» Data extracted from a collection:
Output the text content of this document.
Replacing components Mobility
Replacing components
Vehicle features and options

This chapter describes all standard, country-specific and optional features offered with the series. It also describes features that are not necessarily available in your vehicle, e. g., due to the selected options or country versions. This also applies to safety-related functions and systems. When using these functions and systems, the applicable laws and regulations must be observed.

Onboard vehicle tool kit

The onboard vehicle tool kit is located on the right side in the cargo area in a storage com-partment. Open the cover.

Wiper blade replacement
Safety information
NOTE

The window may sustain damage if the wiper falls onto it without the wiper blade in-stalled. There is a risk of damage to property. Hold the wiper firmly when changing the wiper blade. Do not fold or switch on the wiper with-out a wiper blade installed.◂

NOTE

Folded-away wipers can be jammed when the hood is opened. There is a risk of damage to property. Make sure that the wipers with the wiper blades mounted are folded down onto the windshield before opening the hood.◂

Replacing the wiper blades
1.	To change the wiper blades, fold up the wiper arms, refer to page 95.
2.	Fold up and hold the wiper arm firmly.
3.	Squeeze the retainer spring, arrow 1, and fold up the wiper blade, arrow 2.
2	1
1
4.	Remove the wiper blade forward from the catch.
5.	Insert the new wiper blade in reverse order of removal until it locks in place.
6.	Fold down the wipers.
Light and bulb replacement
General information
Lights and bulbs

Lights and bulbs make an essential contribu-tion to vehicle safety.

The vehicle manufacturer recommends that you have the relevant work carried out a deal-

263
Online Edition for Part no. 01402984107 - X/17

...

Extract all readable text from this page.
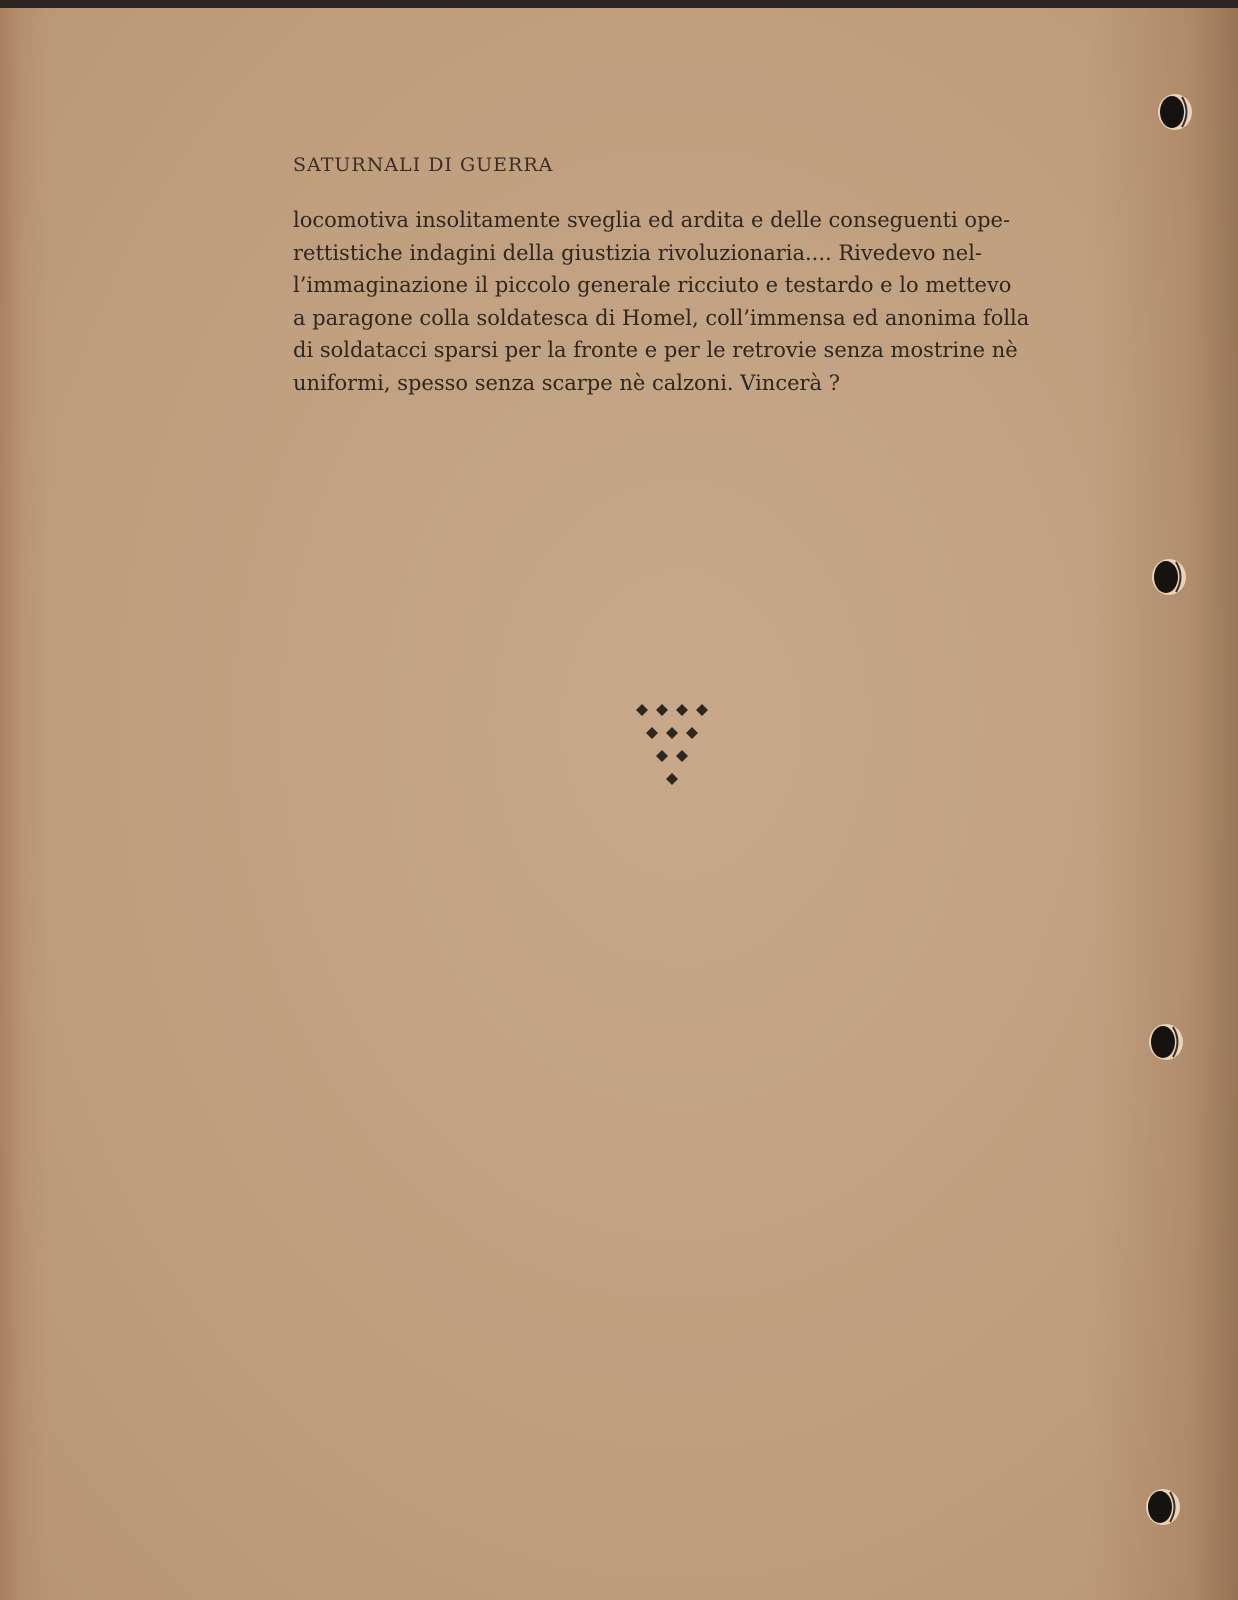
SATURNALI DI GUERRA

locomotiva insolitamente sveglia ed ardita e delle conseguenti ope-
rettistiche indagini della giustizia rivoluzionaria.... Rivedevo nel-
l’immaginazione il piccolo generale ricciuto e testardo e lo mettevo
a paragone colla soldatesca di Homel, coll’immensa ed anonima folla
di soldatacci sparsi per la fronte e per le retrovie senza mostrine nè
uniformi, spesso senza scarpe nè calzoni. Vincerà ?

--

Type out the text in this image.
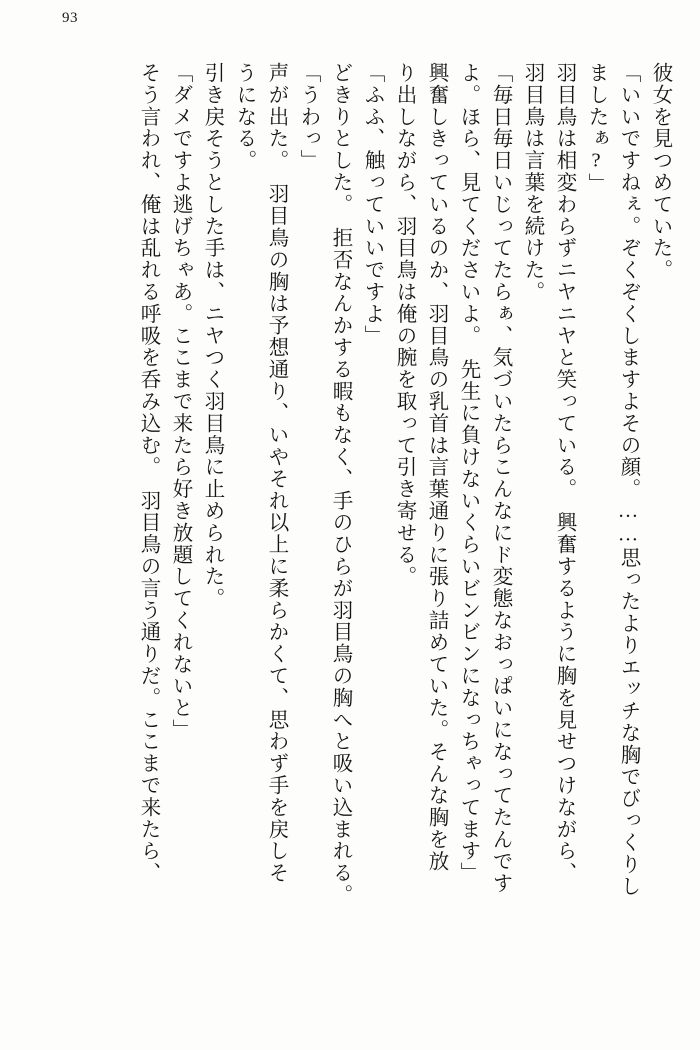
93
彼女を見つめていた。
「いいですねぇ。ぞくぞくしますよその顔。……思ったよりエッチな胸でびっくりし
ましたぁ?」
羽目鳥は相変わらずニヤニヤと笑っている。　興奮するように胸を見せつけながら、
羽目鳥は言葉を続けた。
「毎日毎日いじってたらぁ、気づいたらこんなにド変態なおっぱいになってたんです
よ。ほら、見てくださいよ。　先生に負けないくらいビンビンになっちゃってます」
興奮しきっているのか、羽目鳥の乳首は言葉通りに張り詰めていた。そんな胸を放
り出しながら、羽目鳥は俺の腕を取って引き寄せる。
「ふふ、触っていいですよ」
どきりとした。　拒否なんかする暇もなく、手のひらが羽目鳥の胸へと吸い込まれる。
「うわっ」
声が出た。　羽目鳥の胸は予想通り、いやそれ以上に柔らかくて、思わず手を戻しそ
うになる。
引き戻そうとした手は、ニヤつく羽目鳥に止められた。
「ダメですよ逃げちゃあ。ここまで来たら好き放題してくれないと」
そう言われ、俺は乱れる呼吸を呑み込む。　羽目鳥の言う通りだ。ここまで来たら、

» Task objective:
Look through the data above. Each line containing the word "components" needs to be copied.

» The answer:
Replacing components Mobility
Replacing components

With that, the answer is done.